-- Start --

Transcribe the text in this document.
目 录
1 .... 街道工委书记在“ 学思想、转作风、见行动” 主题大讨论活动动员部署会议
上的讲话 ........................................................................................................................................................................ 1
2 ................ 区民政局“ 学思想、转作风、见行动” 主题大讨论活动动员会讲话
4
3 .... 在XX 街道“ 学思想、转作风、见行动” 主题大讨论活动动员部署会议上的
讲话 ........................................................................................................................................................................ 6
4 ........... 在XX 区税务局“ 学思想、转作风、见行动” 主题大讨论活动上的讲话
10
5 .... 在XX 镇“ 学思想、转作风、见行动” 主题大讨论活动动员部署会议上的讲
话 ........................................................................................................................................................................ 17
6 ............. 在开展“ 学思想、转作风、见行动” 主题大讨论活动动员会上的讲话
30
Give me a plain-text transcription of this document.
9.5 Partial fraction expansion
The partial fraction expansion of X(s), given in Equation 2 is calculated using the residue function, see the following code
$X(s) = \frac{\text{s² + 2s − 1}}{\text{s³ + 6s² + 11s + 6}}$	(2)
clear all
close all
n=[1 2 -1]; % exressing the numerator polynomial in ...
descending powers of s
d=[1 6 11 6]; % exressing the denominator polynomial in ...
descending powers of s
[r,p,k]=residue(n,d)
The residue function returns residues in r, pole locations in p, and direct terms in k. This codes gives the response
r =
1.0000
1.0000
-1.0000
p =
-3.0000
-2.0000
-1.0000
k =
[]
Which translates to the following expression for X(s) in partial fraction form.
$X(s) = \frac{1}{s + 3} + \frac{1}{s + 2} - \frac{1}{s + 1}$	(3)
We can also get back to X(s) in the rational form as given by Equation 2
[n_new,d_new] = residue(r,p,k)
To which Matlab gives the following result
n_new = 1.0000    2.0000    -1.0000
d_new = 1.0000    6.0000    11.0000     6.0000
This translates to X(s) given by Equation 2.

-- End --

#### BRIEF
Find each line holding the string "following" and copy it out.

#### EXERCISE RESPONSE
The partial fraction expansion of X(s), given in Equation 2 is calculated using the residue function, see the following code
Which translates to the following expression for X(s) in partial fraction form.
To which Matlab gives the following result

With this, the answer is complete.